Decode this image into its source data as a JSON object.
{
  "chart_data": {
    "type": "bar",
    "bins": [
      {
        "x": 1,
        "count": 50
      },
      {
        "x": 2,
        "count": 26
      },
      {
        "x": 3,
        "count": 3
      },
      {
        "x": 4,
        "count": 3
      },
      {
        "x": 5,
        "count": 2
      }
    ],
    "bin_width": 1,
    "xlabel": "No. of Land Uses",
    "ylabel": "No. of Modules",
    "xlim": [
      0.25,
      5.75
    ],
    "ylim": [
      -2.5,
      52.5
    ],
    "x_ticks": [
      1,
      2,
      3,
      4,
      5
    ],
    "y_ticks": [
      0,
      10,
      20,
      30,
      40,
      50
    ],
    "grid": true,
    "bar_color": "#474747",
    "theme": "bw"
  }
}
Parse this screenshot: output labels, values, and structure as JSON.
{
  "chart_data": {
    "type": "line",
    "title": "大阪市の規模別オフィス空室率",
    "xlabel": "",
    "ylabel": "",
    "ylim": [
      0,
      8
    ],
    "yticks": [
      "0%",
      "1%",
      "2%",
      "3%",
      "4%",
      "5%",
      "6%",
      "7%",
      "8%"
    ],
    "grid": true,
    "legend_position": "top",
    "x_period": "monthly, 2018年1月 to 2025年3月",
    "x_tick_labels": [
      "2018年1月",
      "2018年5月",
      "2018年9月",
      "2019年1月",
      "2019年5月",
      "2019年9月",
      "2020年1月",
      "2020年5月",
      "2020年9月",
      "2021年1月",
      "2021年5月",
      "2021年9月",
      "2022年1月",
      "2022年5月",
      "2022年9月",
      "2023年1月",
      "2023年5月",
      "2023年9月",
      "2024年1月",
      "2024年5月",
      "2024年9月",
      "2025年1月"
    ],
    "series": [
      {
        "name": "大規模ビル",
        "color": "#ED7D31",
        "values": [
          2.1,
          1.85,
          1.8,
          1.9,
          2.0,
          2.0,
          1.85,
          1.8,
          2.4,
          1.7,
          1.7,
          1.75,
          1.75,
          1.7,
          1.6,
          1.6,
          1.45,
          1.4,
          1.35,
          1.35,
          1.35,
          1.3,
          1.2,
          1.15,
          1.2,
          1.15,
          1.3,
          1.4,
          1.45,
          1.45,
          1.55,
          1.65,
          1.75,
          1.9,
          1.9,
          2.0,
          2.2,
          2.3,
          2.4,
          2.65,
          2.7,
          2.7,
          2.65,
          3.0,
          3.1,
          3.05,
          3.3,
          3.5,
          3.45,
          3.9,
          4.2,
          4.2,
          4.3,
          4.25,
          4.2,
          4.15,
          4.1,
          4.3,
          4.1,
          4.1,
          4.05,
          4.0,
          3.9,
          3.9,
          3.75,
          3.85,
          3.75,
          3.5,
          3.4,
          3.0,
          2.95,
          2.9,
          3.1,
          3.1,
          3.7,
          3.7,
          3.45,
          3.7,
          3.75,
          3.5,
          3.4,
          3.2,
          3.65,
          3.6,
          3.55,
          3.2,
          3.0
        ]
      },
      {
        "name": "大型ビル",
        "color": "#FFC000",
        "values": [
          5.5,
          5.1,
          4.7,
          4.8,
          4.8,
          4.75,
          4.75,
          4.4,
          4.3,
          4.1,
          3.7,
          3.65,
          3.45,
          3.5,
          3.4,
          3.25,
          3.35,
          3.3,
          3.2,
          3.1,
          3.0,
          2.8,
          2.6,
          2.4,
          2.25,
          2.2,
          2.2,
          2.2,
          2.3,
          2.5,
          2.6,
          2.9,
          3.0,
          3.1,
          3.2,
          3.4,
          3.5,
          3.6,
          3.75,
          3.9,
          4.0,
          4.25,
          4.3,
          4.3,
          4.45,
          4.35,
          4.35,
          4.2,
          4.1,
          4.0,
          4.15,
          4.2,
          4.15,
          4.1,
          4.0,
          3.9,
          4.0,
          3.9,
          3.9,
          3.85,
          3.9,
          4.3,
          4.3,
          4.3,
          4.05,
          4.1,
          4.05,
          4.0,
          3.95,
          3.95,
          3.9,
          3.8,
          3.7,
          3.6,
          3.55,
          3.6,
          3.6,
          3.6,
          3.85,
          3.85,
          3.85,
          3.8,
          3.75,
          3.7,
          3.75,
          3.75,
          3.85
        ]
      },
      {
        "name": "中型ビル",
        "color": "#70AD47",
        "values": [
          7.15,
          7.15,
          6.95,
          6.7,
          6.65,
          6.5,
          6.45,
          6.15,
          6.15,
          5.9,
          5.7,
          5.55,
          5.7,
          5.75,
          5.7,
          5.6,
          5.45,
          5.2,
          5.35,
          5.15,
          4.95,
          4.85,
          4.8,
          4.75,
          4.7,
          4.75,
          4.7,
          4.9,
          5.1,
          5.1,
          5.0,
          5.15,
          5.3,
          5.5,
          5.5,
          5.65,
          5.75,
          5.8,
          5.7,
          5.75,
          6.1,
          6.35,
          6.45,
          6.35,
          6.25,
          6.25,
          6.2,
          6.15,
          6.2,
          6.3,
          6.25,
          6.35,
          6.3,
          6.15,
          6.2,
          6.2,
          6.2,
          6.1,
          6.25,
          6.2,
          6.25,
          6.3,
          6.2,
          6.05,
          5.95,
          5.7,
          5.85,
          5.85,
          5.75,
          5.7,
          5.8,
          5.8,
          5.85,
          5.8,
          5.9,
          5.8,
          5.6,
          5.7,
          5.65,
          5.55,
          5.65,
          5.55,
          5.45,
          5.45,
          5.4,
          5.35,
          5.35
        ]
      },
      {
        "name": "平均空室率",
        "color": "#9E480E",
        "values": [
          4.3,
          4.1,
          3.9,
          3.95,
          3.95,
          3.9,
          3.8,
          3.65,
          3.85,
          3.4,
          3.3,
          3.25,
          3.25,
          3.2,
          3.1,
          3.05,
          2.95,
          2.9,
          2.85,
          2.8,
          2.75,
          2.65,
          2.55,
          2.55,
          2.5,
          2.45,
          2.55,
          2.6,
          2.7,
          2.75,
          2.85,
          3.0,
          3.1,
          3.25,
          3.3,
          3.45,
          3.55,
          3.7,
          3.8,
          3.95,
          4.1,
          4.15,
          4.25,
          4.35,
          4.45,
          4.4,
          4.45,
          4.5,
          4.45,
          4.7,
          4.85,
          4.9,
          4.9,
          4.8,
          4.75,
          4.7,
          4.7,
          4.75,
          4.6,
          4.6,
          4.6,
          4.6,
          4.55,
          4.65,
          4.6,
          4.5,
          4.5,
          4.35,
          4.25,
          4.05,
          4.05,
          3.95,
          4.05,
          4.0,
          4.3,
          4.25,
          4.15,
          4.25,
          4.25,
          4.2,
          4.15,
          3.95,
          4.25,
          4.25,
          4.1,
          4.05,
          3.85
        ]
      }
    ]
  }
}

########################################

▸ Task statement:
Transcribe every record above exactly as it appears.

▸ Complete answer:
Decode this image into its source data as a JSON object.
{
  "chart_data": {
    "type": "bar",
    "bins": [
      {
        "x": 1,
        "count": 50
      },
      {
        "x": 2,
        "count": 26
      },
      {
        "x": 3,
        "count": 3
      },
      {
        "x": 4,
        "count": 3
      },
      {
        "x": 5,
        "count": 2
      }
    ],
    "bin_width": 1,
    "xlabel": "No. of Land Uses",
    "ylabel": "No. of Modules",
    "xlim": [
      0.25,
      5.75
    ],
    "ylim": [
      -2.5,
      52.5
    ],
    "x_ticks": [
      1,
      2,
      3,
      4,
      5
    ],
    "y_ticks": [
      0,
      10,
      20,
      30,
      40,
      50
    ],
    "grid": true,
    "bar_color": "#474747",
    "theme": "bw"
  }
}
Parse this screenshot: output labels, values, and structure as JSON.
{
  "chart_data": {
    "type": "line",
    "title": "大阪市の規模別オフィス空室率",
    "xlabel": "",
    "ylabel": "",
    "ylim": [
      0,
      8
    ],
    "yticks": [
      "0%",
      "1%",
      "2%",
      "3%",
      "4%",
      "5%",
      "6%",
      "7%",
      "8%"
    ],
    "grid": true,
    "legend_position": "top",
    "x_period": "monthly, 2018年1月 to 2025年3月",
    "x_tick_labels": [
      "2018年1月",
      "2018年5月",
      "2018年9月",
      "2019年1月",
      "2019年5月",
      "2019年9月",
      "2020年1月",
      "2020年5月",
      "2020年9月",
      "2021年1月",
      "2021年5月",
      "2021年9月",
      "2022年1月",
      "2022年5月",
      "2022年9月",
      "2023年1月",
      "2023年5月",
      "2023年9月",
      "2024年1月",
      "2024年5月",
      "2024年9月",
      "2025年1月"
    ],
    "series": [
      {
        "name": "大規模ビル",
        "color": "#ED7D31",
        "values": [
          2.1,
          1.85,
          1.8,
          1.9,
          2.0,
          2.0,
          1.85,
          1.8,
          2.4,
          1.7,
          1.7,
          1.75,
          1.75,
          1.7,
          1.6,
          1.6,
          1.45,
          1.4,
          1.35,
          1.35,
          1.35,
          1.3,
          1.2,
          1.15,
          1.2,
          1.15,
          1.3,
          1.4,
          1.45,
          1.45,
          1.55,
          1.65,
          1.75,
          1.9,
          1.9,
          2.0,
          2.2,
          2.3,
          2.4,
          2.65,
          2.7,
          2.7,
          2.65,
          3.0,
          3.1,
          3.05,
          3.3,
          3.5,
          3.45,
          3.9,
          4.2,
          4.2,
          4.3,
          4.25,
          4.2,
          4.15,
          4.1,
          4.3,
          4.1,
          4.1,
          4.05,
          4.0,
          3.9,
          3.9,
          3.75,
          3.85,
          3.75,
          3.5,
          3.4,
          3.0,
          2.95,
          2.9,
          3.1,
          3.1,
          3.7,
          3.7,
          3.45,
          3.7,
          3.75,
          3.5,
          3.4,
          3.2,
          3.65,
          3.6,
          3.55,
          3.2,
          3.0
        ]
      },
      {
        "name": "大型ビル",
        "color": "#FFC000",
        "values": [
          5.5,
          5.1,
          4.7,
          4.8,
          4.8,
          4.75,
          4.75,
          4.4,
          4.3,
          4.1,
          3.7,
          3.65,
          3.45,
          3.5,
          3.4,
          3.25,
          3.35,
          3.3,
          3.2,
          3.1,
          3.0,
          2.8,
          2.6,
          2.4,
          2.25,
          2.2,
          2.2,
          2.2,
          2.3,
          2.5,
          2.6,
          2.9,
          3.0,
          3.1,
          3.2,
          3.4,
          3.5,
          3.6,
          3.75,
          3.9,
          4.0,
          4.25,
          4.3,
          4.3,
          4.45,
          4.35,
          4.35,
          4.2,
          4.1,
          4.0,
          4.15,
          4.2,
          4.15,
          4.1,
          4.0,
          3.9,
          4.0,
          3.9,
          3.9,
          3.85,
          3.9,
          4.3,
          4.3,
          4.3,
          4.05,
          4.1,
          4.05,
          4.0,
          3.95,
          3.95,
          3.9,
          3.8,
          3.7,
          3.6,
          3.55,
          3.6,
          3.6,
          3.6,
          3.85,
          3.85,
          3.85,
          3.8,
          3.75,
          3.7,
          3.75,
          3.75,
          3.85
        ]
      },
      {
        "name": "中型ビル",
        "color": "#70AD47",
        "values": [
          7.15,
          7.15,
          6.95,
          6.7,
          6.65,
          6.5,
          6.45,
          6.15,
          6.15,
          5.9,
          5.7,
          5.55,
          5.7,
          5.75,
          5.7,
          5.6,
          5.45,
          5.2,
          5.35,
          5.15,
          4.95,
          4.85,
          4.8,
          4.75,
          4.7,
          4.75,
          4.7,
          4.9,
          5.1,
          5.1,
          5.0,
          5.15,
          5.3,
          5.5,
          5.5,
          5.65,
          5.75,
          5.8,
          5.7,
          5.75,
          6.1,
          6.35,
          6.45,
          6.35,
          6.25,
          6.25,
          6.2,
          6.15,
          6.2,
          6.3,
          6.25,
          6.35,
          6.3,
          6.15,
          6.2,
          6.2,
          6.2,
          6.1,
          6.25,
          6.2,
          6.25,
          6.3,
          6.2,
          6.05,
          5.95,
          5.7,
          5.85,
          5.85,
          5.75,
          5.7,
          5.8,
          5.8,
          5.85,
          5.8,
          5.9,
          5.8,
          5.6,
          5.7,
          5.65,
          5.55,
          5.65,
          5.55,
          5.45,
          5.45,
          5.4,
          5.35,
          5.35
        ]
      },
      {
        "name": "平均空室率",
        "color": "#9E480E",
        "values": [
          4.3,
          4.1,
          3.9,
          3.95,
          3.95,
          3.9,
          3.8,
          3.65,
          3.85,
          3.4,
          3.3,
          3.25,
          3.25,
          3.2,
          3.1,
          3.05,
          2.95,
          2.9,
          2.85,
          2.8,
          2.75,
          2.65,
          2.55,
          2.55,
          2.5,
          2.45,
          2.55,
          2.6,
          2.7,
          2.75,
          2.85,
          3.0,
          3.1,
          3.25,
          3.3,
          3.45,
          3.55,
          3.7,
          3.8,
          3.95,
          4.1,
          4.15,
          4.25,
          4.35,
          4.45,
          4.4,
          4.45,
          4.5,
          4.45,
          4.7,
          4.85,
          4.9,
          4.9,
          4.8,
          4.75,
          4.7,
          4.7,
          4.75,
          4.6,
          4.6,
          4.6,
          4.6,
          4.55,
          4.65,
          4.6,
          4.5,
          4.5,
          4.35,
          4.25,
          4.05,
          4.05,
          3.95,
          4.05,
          4.0,
          4.3,
          4.25,
          4.15,
          4.25,
          4.25,
          4.2,
          4.15,
          3.95,
          4.25,
          4.25,
          4.1,
          4.05,
          3.85
        ]
      }
    ]
  }
}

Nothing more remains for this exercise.